**Dataset content**
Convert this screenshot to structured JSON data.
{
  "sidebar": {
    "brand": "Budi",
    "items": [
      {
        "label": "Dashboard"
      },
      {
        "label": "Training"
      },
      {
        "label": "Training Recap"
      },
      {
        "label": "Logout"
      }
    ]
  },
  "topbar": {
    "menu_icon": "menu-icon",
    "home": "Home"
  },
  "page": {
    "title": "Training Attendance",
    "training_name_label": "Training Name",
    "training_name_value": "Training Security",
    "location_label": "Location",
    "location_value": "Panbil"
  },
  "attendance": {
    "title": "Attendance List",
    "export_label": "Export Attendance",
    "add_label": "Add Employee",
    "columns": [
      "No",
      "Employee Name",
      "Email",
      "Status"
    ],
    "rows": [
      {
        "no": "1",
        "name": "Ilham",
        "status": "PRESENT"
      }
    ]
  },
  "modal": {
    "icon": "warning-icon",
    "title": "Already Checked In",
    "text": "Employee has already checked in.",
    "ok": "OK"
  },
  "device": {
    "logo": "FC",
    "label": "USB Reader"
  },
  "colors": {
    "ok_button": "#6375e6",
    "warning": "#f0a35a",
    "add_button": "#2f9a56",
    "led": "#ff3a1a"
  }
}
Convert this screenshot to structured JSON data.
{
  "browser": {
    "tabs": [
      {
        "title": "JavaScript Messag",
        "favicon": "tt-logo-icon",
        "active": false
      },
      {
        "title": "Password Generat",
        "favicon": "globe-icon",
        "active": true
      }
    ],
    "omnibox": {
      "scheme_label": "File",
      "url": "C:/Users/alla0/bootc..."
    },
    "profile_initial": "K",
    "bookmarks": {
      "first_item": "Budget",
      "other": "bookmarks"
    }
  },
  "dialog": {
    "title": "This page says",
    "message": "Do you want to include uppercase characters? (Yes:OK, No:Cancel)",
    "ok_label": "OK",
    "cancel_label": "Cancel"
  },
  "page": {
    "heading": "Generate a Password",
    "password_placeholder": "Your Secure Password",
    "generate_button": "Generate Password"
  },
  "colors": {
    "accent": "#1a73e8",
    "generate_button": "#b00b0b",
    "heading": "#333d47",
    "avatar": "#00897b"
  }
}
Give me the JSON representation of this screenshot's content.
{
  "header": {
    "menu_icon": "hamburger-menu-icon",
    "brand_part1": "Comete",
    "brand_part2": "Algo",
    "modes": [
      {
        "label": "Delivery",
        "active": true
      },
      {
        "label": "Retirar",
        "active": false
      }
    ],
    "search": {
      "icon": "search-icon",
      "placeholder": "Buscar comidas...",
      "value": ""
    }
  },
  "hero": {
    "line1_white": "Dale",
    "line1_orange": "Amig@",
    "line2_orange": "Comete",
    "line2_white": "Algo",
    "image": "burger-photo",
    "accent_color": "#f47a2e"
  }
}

**Problem requirements**
Show every line of the records above that contains the word "Comete".

**Task result**
    "brand_part1": "Comete",
    "line2_orange": "Comete",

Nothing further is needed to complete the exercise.